Records from a data source
Start of Block

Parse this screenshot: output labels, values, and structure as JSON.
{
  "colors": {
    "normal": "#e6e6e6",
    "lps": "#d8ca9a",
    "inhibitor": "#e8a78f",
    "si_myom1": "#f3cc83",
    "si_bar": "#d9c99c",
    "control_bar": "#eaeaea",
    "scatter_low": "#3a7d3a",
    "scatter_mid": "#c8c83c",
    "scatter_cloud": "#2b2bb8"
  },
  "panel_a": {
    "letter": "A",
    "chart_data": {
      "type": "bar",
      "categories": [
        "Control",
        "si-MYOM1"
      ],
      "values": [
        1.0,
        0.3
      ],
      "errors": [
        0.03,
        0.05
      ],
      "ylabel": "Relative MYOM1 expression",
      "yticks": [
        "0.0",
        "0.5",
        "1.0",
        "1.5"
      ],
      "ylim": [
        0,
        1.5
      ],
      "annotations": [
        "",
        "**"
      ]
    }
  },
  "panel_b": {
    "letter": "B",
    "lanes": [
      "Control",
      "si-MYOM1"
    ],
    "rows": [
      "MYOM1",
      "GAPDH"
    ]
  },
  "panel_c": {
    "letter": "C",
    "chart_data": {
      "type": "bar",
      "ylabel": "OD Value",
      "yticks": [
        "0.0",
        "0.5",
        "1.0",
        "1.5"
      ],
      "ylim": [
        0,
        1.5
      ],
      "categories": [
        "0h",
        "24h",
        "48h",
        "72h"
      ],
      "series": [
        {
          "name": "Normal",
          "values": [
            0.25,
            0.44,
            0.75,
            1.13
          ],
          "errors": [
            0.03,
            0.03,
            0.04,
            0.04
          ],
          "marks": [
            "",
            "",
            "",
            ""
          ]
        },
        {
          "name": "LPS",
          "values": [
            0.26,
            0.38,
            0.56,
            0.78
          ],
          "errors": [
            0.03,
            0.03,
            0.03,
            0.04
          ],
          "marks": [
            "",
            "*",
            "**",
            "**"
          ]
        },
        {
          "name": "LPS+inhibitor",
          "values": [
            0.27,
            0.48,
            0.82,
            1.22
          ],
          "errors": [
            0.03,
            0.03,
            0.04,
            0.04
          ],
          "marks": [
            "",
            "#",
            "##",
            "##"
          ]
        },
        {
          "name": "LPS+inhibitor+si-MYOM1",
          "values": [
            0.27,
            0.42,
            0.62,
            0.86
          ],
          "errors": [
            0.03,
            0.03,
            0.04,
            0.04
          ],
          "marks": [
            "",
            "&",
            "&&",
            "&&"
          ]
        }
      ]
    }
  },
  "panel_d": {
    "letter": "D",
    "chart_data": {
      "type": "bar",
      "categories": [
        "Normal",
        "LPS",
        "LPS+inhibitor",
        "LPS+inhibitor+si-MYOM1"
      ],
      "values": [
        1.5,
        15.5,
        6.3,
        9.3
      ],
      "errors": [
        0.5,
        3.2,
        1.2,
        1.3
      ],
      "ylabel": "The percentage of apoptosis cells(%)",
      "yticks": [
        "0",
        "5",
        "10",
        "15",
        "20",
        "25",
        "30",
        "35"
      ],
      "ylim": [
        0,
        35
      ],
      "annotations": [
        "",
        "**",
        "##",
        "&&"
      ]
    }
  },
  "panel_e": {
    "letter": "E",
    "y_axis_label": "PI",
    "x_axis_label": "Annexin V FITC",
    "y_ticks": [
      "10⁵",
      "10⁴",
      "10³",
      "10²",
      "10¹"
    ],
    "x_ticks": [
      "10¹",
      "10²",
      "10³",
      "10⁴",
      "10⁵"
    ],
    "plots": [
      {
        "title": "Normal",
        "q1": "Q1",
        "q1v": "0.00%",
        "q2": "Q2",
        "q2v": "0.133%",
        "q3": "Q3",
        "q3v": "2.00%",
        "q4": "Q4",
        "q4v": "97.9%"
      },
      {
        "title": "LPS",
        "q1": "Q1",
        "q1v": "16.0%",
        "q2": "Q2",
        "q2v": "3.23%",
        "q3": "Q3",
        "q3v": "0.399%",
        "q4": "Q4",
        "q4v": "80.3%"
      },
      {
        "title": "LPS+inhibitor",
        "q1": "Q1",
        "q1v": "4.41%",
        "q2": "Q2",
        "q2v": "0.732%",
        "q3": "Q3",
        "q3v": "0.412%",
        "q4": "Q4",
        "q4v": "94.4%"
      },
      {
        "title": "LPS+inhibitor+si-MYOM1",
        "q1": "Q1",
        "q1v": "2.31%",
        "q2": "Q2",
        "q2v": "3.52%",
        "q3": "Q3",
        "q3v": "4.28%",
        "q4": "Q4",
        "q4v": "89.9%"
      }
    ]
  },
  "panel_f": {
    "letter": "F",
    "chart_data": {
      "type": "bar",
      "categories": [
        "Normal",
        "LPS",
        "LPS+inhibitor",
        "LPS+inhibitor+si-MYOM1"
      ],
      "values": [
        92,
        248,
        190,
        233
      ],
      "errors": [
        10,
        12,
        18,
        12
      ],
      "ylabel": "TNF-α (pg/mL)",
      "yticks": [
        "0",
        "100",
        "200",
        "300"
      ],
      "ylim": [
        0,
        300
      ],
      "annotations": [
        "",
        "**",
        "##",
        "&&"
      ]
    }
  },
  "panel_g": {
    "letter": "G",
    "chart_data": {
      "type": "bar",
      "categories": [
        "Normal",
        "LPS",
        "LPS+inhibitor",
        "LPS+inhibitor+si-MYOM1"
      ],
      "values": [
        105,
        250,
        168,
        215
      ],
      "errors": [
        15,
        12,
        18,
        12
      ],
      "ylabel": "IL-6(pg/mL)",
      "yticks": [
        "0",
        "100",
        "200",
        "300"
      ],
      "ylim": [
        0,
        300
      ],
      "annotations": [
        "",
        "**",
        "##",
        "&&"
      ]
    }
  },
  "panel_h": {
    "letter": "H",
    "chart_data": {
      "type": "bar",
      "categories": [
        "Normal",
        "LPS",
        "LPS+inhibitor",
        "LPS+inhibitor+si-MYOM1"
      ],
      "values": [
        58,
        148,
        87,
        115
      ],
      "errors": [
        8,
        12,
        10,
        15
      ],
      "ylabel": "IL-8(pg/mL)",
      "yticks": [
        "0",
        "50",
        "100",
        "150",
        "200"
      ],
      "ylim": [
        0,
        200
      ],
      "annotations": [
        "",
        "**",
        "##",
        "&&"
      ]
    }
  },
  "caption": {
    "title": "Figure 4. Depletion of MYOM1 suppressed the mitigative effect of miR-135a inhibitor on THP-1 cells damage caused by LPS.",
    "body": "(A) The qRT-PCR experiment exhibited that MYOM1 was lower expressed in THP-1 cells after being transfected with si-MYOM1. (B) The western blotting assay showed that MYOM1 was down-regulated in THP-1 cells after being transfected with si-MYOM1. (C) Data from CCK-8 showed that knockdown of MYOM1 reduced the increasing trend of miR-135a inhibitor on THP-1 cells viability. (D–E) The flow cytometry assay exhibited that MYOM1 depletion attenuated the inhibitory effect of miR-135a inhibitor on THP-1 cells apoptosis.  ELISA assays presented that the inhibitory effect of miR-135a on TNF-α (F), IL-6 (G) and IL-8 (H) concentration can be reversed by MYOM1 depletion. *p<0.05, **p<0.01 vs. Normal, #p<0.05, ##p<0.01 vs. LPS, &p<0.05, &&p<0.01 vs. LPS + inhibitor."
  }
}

End of Block

__WORK ORDER__. The reply should be a precise retyping of all the data.

__ANSWER FOR THIS EXERCISE__.
Parse this screenshot: output labels, values, and structure as JSON.
{
  "colors": {
    "normal": "#e6e6e6",
    "lps": "#d8ca9a",
    "inhibitor": "#e8a78f",
    "si_myom1": "#f3cc83",
    "si_bar": "#d9c99c",
    "control_bar": "#eaeaea",
    "scatter_low": "#3a7d3a",
    "scatter_mid": "#c8c83c",
    "scatter_cloud": "#2b2bb8"
  },
  "panel_a": {
    "letter": "A",
    "chart_data": {
      "type": "bar",
      "categories": [
        "Control",
        "si-MYOM1"
      ],
      "values": [
        1.0,
        0.3
      ],
      "errors": [
        0.03,
        0.05
      ],
      "ylabel": "Relative MYOM1 expression",
      "yticks": [
        "0.0",
        "0.5",
        "1.0",
        "1.5"
      ],
      "ylim": [
        0,
        1.5
      ],
      "annotations": [
        "",
        "**"
      ]
    }
  },
  "panel_b": {
    "letter": "B",
    "lanes": [
      "Control",
      "si-MYOM1"
    ],
    "rows": [
      "MYOM1",
      "GAPDH"
    ]
  },
  "panel_c": {
    "letter": "C",
    "chart_data": {
      "type": "bar",
      "ylabel": "OD Value",
      "yticks": [
        "0.0",
        "0.5",
        "1.0",
        "1.5"
      ],
      "ylim": [
        0,
        1.5
      ],
      "categories": [
        "0h",
        "24h",
        "48h",
        "72h"
      ],
      "series": [
        {
          "name": "Normal",
          "values": [
            0.25,
            0.44,
            0.75,
            1.13
          ],
          "errors": [
            0.03,
            0.03,
            0.04,
            0.04
          ],
          "marks": [
            "",
            "",
            "",
            ""
          ]
        },
        {
          "name": "LPS",
          "values": [
            0.26,
            0.38,
            0.56,
            0.78
          ],
          "errors": [
            0.03,
            0.03,
            0.03,
            0.04
          ],
          "marks": [
            "",
            "*",
            "**",
            "**"
          ]
        },
        {
          "name": "LPS+inhibitor",
          "values": [
            0.27,
            0.48,
            0.82,
            1.22
          ],
          "errors": [
            0.03,
            0.03,
            0.04,
            0.04
          ],
          "marks": [
            "",
            "#",
            "##",
            "##"
          ]
        },
        {
          "name": "LPS+inhibitor+si-MYOM1",
          "values": [
            0.27,
            0.42,
            0.62,
            0.86
          ],
          "errors": [
            0.03,
            0.03,
            0.04,
            0.04
          ],
          "marks": [
            "",
            "&",
            "&&",
            "&&"
          ]
        }
      ]
    }
  },
  "panel_d": {
    "letter": "D",
    "chart_data": {
      "type": "bar",
      "categories": [
        "Normal",
        "LPS",
        "LPS+inhibitor",
        "LPS+inhibitor+si-MYOM1"
      ],
      "values": [
        1.5,
        15.5,
        6.3,
        9.3
      ],
      "errors": [
        0.5,
        3.2,
        1.2,
        1.3
      ],
      "ylabel": "The percentage of apoptosis cells(%)",
      "yticks": [
        "0",
        "5",
        "10",
        "15",
        "20",
        "25",
        "30",
        "35"
      ],
      "ylim": [
        0,
        35
      ],
      "annotations": [
        "",
        "**",
        "##",
        "&&"
      ]
    }
  },
  "panel_e": {
    "letter": "E",
    "y_axis_label": "PI",
    "x_axis_label": "Annexin V FITC",
    "y_ticks": [
      "10⁵",
      "10⁴",
      "10³",
      "10²",
      "10¹"
    ],
    "x_ticks": [
      "10¹",
      "10²",
      "10³",
      "10⁴",
      "10⁵"
    ],
    "plots": [
      {
        "title": "Normal",
        "q1": "Q1",
        "q1v": "0.00%",
        "q2": "Q2",
        "q2v": "0.133%",
        "q3": "Q3",
        "q3v": "2.00%",
        "q4": "Q4",
        "q4v": "97.9%"
      },
      {
        "title": "LPS",
        "q1": "Q1",
        "q1v": "16.0%",
        "q2": "Q2",
        "q2v": "3.23%",
        "q3": "Q3",
        "q3v": "0.399%",
        "q4": "Q4",
        "q4v": "80.3%"
      },
      {
        "title": "LPS+inhibitor",
        "q1": "Q1",
        "q1v": "4.41%",
        "q2": "Q2",
        "q2v": "0.732%",
        "q3": "Q3",
        "q3v": "0.412%",
        "q4": "Q4",
        "q4v": "94.4%"
      },
      {
        "title": "LPS+inhibitor+si-MYOM1",
        "q1": "Q1",
        "q1v": "2.31%",
        "q2": "Q2",
        "q2v": "3.52%",
        "q3": "Q3",
        "q3v": "4.28%",
        "q4": "Q4",
        "q4v": "89.9%"
      }
    ]
  },
  "panel_f": {
    "letter": "F",
    "chart_data": {
      "type": "bar",
      "categories": [
        "Normal",
        "LPS",
        "LPS+inhibitor",
        "LPS+inhibitor+si-MYOM1"
      ],
      "values": [
        92,
        248,
        190,
        233
      ],
      "errors": [
        10,
        12,
        18,
        12
      ],
      "ylabel": "TNF-α (pg/mL)",
      "yticks": [
        "0",
        "100",
        "200",
        "300"
      ],
      "ylim": [
        0,
        300
      ],
      "annotations": [
        "",
        "**",
        "##",
        "&&"
      ]
    }
  },
  "panel_g": {
    "letter": "G",
    "chart_data": {
      "type": "bar",
      "categories": [
        "Normal",
        "LPS",
        "LPS+inhibitor",
        "LPS+inhibitor+si-MYOM1"
      ],
      "values": [
        105,
        250,
        168,
        215
      ],
      "errors": [
        15,
        12,
        18,
        12
      ],
      "ylabel": "IL-6(pg/mL)",
      "yticks": [
        "0",
        "100",
        "200",
        "300"
      ],
      "ylim": [
        0,
        300
      ],
      "annotations": [
        "",
        "**",
        "##",
        "&&"
      ]
    }
  },
  "panel_h": {
    "letter": "H",
    "chart_data": {
      "type": "bar",
      "categories": [
        "Normal",
        "LPS",
        "LPS+inhibitor",
        "LPS+inhibitor+si-MYOM1"
      ],
      "values": [
        58,
        148,
        87,
        115
      ],
      "errors": [
        8,
        12,
        10,
        15
      ],
      "ylabel": "IL-8(pg/mL)",
      "yticks": [
        "0",
        "50",
        "100",
        "150",
        "200"
      ],
      "ylim": [
        0,
        200
      ],
      "annotations": [
        "",
        "**",
        "##",
        "&&"
      ]
    }
  },
  "caption": {
    "title": "Figure 4. Depletion of MYOM1 suppressed the mitigative effect of miR-135a inhibitor on THP-1 cells damage caused by LPS.",
    "body": "(A) The qRT-PCR experiment exhibited that MYOM1 was lower expressed in THP-1 cells after being transfected with si-MYOM1. (B) The western blotting assay showed that MYOM1 was down-regulated in THP-1 cells after being transfected with si-MYOM1. (C) Data from CCK-8 showed that knockdown of MYOM1 reduced the increasing trend of miR-135a inhibitor on THP-1 cells viability. (D–E) The flow cytometry assay exhibited that MYOM1 depletion attenuated the inhibitory effect of miR-135a inhibitor on THP-1 cells apoptosis.  ELISA assays presented that the inhibitory effect of miR-135a on TNF-α (F), IL-6 (G) and IL-8 (H) concentration can be reversed by MYOM1 depletion. *p<0.05, **p<0.01 vs. Normal, #p<0.05, ##p<0.01 vs. LPS, &p<0.05, &&p<0.01 vs. LPS + inhibitor."
  }
}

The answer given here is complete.